The problem:
Repeat the listing that follows, character for character, minus the pictures.
######
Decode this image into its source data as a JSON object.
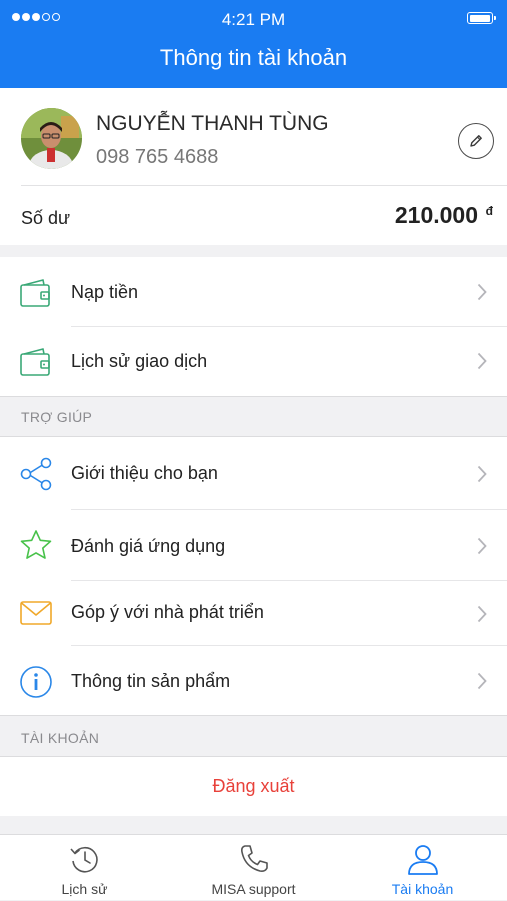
{
  "status_bar": {
    "time": "4:21 PM",
    "signal_dots_filled": 3,
    "signal_dots_total": 5,
    "battery_level": 1.0
  },
  "header": {
    "title": "Thông tin tài khoản"
  },
  "profile": {
    "name": "NGUYỄN THANH TÙNG",
    "phone": "098 765 4688",
    "balance_label": "Số dư",
    "balance_value": "210.000",
    "currency": "đ"
  },
  "wallet_menu": [
    {
      "label": "Nạp tiền",
      "icon": "wallet-icon"
    },
    {
      "label": "Lịch sử giao dịch",
      "icon": "wallet-icon"
    }
  ],
  "help_section": {
    "title": "TRỢ GIÚP",
    "items": [
      {
        "label": "Giới thiệu cho bạn",
        "icon": "share-icon"
      },
      {
        "label": "Đánh giá ứng dụng",
        "icon": "star-icon"
      },
      {
        "label": "Góp ý với nhà phát triển",
        "icon": "mail-icon"
      },
      {
        "label": "Thông tin sản phẩm",
        "icon": "info-icon"
      }
    ]
  },
  "account_section": {
    "title": "TÀI KHOẢN",
    "logout_label": "Đăng xuất"
  },
  "tabbar": {
    "tabs": [
      {
        "label": "Lịch sử",
        "icon": "history-icon",
        "active": false
      },
      {
        "label": "MISA support",
        "icon": "phone-icon",
        "active": false
      },
      {
        "label": "Tài khoản",
        "icon": "user-icon",
        "active": true
      }
    ]
  },
  "colors": {
    "primary": "#1a7cf2",
    "logout": "#e8413a",
    "wallet_icon": "#3aa877",
    "star_icon": "#48c24a",
    "mail_icon": "#f0a82a",
    "share_icon": "#2a87e8"
  }
}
######
Response to this exercise:
Decode this image into its source data as a JSON object.
{
  "status_bar": {
    "time": "4:21 PM",
    "signal_dots_filled": 3,
    "signal_dots_total": 5,
    "battery_level": 1.0
  },
  "header": {
    "title": "Thông tin tài khoản"
  },
  "profile": {
    "name": "NGUYỄN THANH TÙNG",
    "phone": "098 765 4688",
    "balance_label": "Số dư",
    "balance_value": "210.000",
    "currency": "đ"
  },
  "wallet_menu": [
    {
      "label": "Nạp tiền",
      "icon": "wallet-icon"
    },
    {
      "label": "Lịch sử giao dịch",
      "icon": "wallet-icon"
    }
  ],
  "help_section": {
    "title": "TRỢ GIÚP",
    "items": [
      {
        "label": "Giới thiệu cho bạn",
        "icon": "share-icon"
      },
      {
        "label": "Đánh giá ứng dụng",
        "icon": "star-icon"
      },
      {
        "label": "Góp ý với nhà phát triển",
        "icon": "mail-icon"
      },
      {
        "label": "Thông tin sản phẩm",
        "icon": "info-icon"
      }
    ]
  },
  "account_section": {
    "title": "TÀI KHOẢN",
    "logout_label": "Đăng xuất"
  },
  "tabbar": {
    "tabs": [
      {
        "label": "Lịch sử",
        "icon": "history-icon",
        "active": false
      },
      {
        "label": "MISA support",
        "icon": "phone-icon",
        "active": false
      },
      {
        "label": "Tài khoản",
        "icon": "user-icon",
        "active": true
      }
    ]
  },
  "colors": {
    "primary": "#1a7cf2",
    "logout": "#e8413a",
    "wallet_icon": "#3aa877",
    "star_icon": "#48c24a",
    "mail_icon": "#f0a82a",
    "share_icon": "#2a87e8"
  }
}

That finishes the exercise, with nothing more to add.